» **Directions for this task**
Copy the rows below verbatim, starting with the first row and stopping after the row that contains "question-card: 居民诉求接待与情绪疏导技巧 6". Include nothing past that row.
---+---
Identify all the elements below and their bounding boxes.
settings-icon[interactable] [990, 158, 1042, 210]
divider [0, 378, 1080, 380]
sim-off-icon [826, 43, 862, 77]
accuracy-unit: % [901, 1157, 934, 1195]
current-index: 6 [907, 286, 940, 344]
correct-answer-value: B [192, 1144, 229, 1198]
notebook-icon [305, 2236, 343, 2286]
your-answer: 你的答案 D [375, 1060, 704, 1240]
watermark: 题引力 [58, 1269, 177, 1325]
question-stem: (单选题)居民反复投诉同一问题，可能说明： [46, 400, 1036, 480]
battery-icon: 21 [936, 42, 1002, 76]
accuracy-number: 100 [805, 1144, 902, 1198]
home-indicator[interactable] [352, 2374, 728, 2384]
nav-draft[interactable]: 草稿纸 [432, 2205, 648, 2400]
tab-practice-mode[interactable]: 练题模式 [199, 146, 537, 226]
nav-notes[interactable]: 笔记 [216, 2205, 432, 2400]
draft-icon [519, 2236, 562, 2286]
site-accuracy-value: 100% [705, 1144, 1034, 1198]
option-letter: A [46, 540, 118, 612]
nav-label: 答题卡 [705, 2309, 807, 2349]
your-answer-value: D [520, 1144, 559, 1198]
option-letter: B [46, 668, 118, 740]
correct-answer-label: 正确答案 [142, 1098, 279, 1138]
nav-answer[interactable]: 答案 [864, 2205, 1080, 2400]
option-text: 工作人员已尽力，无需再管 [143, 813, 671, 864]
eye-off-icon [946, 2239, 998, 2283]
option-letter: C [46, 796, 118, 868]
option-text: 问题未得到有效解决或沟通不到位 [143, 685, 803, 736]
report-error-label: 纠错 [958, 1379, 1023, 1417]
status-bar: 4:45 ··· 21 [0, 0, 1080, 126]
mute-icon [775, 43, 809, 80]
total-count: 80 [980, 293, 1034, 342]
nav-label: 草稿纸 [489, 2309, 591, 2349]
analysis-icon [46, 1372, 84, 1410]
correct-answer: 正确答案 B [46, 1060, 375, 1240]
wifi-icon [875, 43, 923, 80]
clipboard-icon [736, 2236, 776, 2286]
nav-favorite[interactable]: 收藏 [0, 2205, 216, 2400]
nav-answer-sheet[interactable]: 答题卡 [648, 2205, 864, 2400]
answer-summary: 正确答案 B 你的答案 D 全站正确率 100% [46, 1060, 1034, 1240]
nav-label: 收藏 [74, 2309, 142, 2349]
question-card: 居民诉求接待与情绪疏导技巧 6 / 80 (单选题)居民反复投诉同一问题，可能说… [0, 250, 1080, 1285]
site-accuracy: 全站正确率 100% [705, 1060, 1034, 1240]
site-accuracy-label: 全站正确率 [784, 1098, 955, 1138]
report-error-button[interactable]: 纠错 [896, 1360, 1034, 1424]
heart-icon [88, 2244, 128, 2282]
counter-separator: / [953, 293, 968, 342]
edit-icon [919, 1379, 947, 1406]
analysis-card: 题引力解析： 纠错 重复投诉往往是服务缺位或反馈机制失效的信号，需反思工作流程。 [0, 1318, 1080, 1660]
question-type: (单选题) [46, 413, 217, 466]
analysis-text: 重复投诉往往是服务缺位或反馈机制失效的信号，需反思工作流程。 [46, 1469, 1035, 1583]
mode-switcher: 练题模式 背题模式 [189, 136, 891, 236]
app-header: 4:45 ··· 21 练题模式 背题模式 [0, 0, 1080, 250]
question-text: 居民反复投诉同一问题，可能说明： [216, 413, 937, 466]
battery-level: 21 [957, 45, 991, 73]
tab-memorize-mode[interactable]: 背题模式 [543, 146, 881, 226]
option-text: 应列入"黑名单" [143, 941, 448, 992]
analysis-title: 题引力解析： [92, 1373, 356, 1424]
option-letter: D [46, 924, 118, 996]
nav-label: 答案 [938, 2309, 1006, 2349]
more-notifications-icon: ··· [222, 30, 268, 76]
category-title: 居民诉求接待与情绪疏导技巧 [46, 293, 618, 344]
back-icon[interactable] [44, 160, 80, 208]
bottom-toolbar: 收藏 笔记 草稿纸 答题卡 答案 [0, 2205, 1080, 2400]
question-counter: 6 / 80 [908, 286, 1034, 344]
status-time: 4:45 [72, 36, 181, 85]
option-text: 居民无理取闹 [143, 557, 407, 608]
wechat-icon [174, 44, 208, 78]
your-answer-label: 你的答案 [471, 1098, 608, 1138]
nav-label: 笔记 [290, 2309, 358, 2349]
---+---
» **Written answer**
Identify all the elements below and their bounding boxes.
settings-icon[interactable] [990, 158, 1042, 210]
divider [0, 378, 1080, 380]
sim-off-icon [826, 43, 862, 77]
accuracy-unit: % [901, 1157, 934, 1195]
current-index: 6 [907, 286, 940, 344]
correct-answer-value: B [192, 1144, 229, 1198]
notebook-icon [305, 2236, 343, 2286]
your-answer: 你的答案 D [375, 1060, 704, 1240]
watermark: 题引力 [58, 1269, 177, 1325]
question-stem: (单选题)居民反复投诉同一问题，可能说明： [46, 400, 1036, 480]
battery-icon: 21 [936, 42, 1002, 76]
accuracy-number: 100 [805, 1144, 902, 1198]
home-indicator[interactable] [352, 2374, 728, 2384]
nav-draft[interactable]: 草稿纸 [432, 2205, 648, 2400]
tab-practice-mode[interactable]: 练题模式 [199, 146, 537, 226]
nav-notes[interactable]: 笔记 [216, 2205, 432, 2400]
draft-icon [519, 2236, 562, 2286]
site-accuracy-value: 100% [705, 1144, 1034, 1198]
option-letter: A [46, 540, 118, 612]
nav-label: 答题卡 [705, 2309, 807, 2349]
your-answer-value: D [520, 1144, 559, 1198]
option-letter: B [46, 668, 118, 740]
correct-answer-label: 正确答案 [142, 1098, 279, 1138]
nav-answer[interactable]: 答案 [864, 2205, 1080, 2400]
option-text: 工作人员已尽力，无需再管 [143, 813, 671, 864]
eye-off-icon [946, 2239, 998, 2283]
option-letter: C [46, 796, 118, 868]
option-text: 问题未得到有效解决或沟通不到位 [143, 685, 803, 736]
report-error-label: 纠错 [958, 1379, 1023, 1417]
status-bar: 4:45 ··· 21 [0, 0, 1080, 126]
mute-icon [775, 43, 809, 80]
total-count: 80 [980, 293, 1034, 342]
nav-label: 草稿纸 [489, 2309, 591, 2349]
analysis-icon [46, 1372, 84, 1410]
correct-answer: 正确答案 B [46, 1060, 375, 1240]
wifi-icon [875, 43, 923, 80]
clipboard-icon [736, 2236, 776, 2286]
nav-favorite[interactable]: 收藏 [0, 2205, 216, 2400]
nav-answer-sheet[interactable]: 答题卡 [648, 2205, 864, 2400]
answer-summary: 正确答案 B 你的答案 D 全站正确率 100% [46, 1060, 1034, 1240]
nav-label: 收藏 [74, 2309, 142, 2349]
question-card: 居民诉求接待与情绪疏导技巧 6 / 80 (单选题)居民反复投诉同一问题，可能说… [0, 250, 1080, 1285]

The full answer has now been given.